··· EXERCISE MATERIALS

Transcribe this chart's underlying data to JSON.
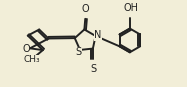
{
  "bg_color": "#f2eed8",
  "line_color": "#222222",
  "line_width": 1.4,
  "font_size": 7.0,
  "fig_size": [
    1.87,
    0.87
  ],
  "dpi": 100,
  "xlim": [
    0,
    10
  ],
  "ylim": [
    0,
    4.65
  ]
}
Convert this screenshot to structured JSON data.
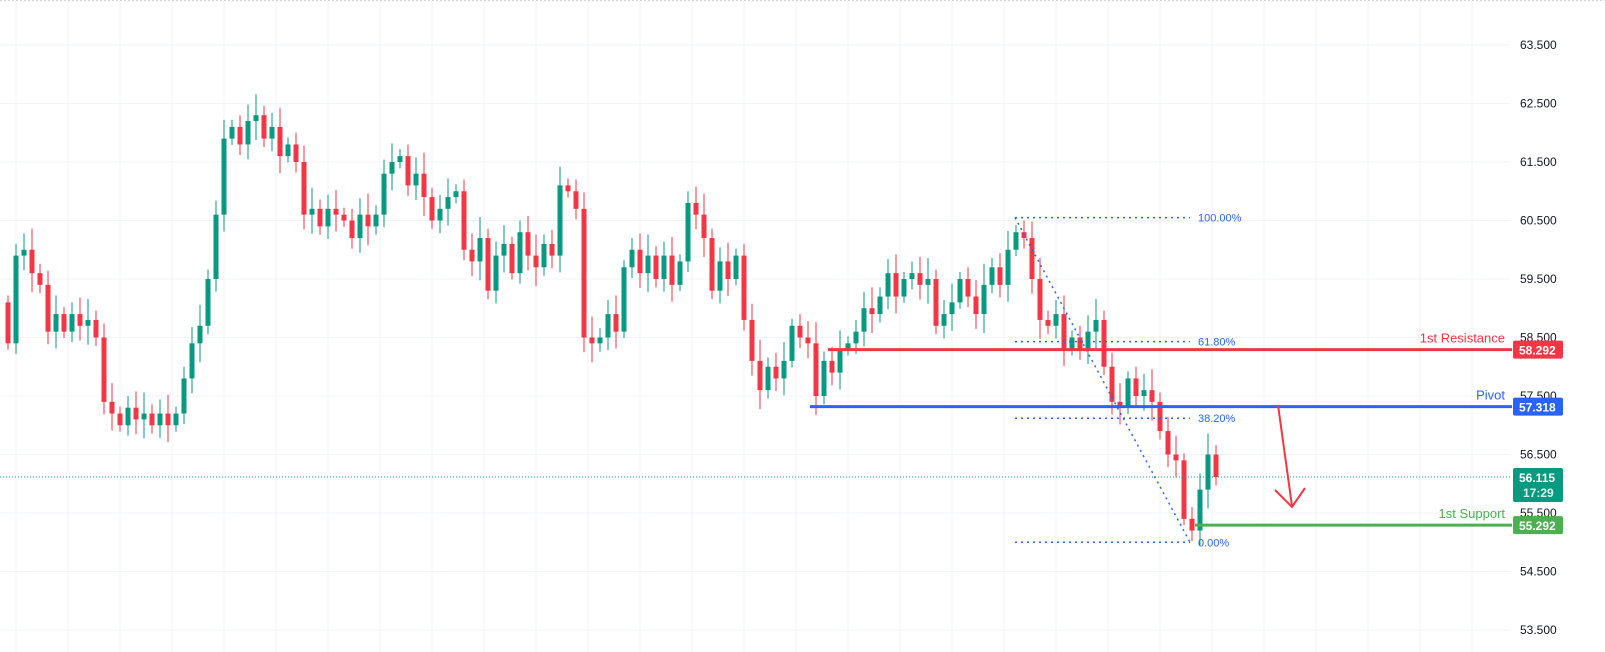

······

| EXERCISE |
Drop the images and quote the entries word for word.

| COMPLETED TASK |
Transcribe this chart's underlying data to JSON.
{
  "bg_color": "#f2eed8",
  "line_color": "#222222",
  "line_width": 1.4,
  "font_size": 7.0,
  "fig_size": [
    1.87,
    0.87
  ],
  "dpi": 100,
  "xlim": [
    0,
    10
  ],
  "ylim": [
    0,
    4.65
  ]
}
Convert this screenshot to structured JSON data.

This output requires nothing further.